(Written problem): Filter the entries that follow, copying every line in which the word "this" appears.

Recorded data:
—————

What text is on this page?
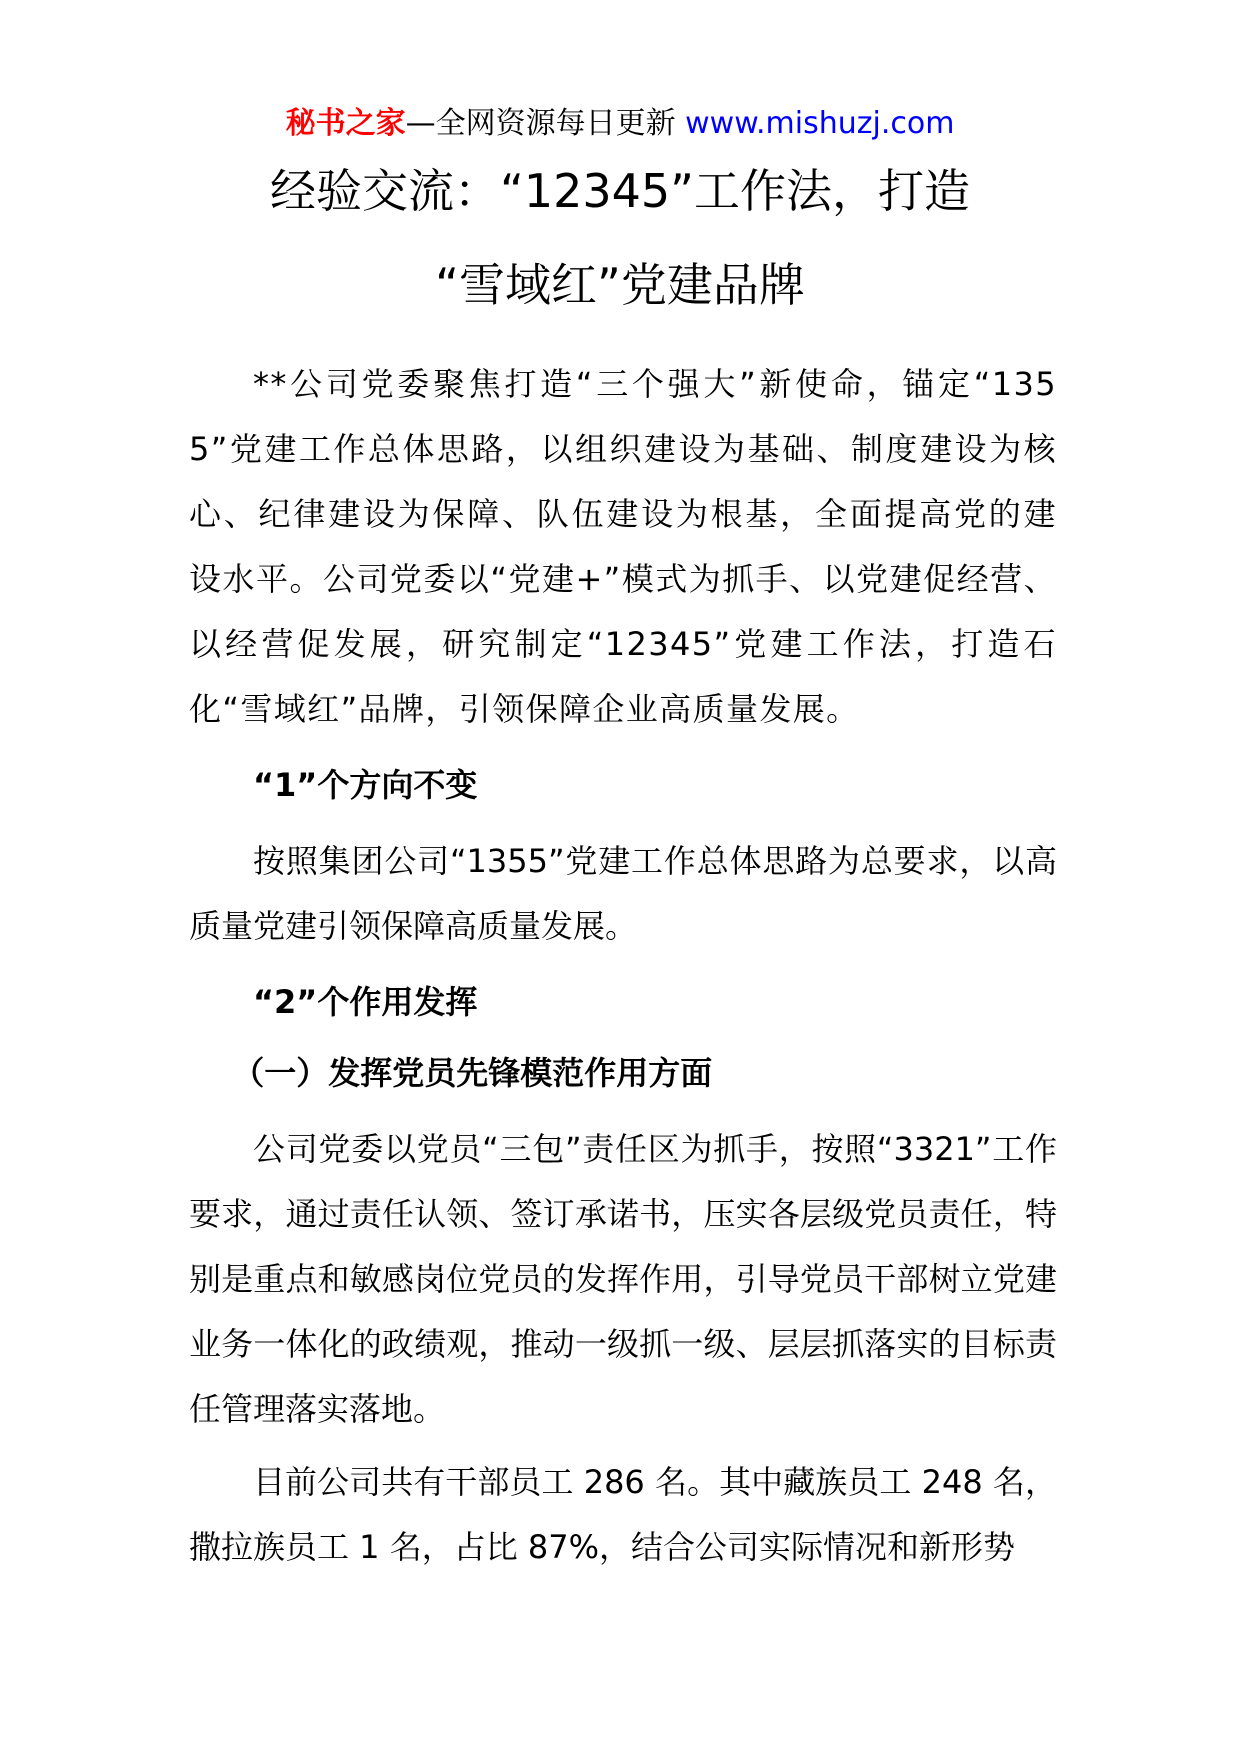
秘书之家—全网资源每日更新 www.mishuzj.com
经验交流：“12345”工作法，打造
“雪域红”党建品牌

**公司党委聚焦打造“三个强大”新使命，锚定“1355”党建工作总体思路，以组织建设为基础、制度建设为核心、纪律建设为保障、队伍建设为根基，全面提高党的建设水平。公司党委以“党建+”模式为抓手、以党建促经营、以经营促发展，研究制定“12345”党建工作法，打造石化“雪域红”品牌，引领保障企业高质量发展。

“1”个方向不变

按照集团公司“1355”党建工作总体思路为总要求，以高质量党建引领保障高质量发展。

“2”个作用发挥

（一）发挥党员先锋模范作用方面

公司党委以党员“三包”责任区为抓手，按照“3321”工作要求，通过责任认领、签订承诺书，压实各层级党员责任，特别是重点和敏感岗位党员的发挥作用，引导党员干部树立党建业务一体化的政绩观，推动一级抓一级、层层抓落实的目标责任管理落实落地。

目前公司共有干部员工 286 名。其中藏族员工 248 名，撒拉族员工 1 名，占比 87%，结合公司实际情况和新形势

—————

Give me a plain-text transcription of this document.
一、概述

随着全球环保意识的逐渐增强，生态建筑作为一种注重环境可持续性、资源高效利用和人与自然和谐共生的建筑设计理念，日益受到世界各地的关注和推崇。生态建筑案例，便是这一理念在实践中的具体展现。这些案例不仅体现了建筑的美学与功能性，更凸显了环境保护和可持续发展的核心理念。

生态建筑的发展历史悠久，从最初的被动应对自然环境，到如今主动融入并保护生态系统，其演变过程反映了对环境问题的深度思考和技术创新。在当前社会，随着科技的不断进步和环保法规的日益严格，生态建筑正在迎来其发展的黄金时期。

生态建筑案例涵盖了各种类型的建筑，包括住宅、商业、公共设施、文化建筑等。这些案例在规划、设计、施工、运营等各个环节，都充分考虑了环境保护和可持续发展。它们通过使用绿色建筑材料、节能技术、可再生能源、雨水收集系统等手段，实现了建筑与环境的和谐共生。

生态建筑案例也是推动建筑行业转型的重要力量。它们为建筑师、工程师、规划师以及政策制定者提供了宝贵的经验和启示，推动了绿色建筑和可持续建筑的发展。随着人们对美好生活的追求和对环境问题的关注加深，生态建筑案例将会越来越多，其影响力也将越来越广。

—————

(Exercise response):
What text is on this page?
Give me a plain-text transcription of this document.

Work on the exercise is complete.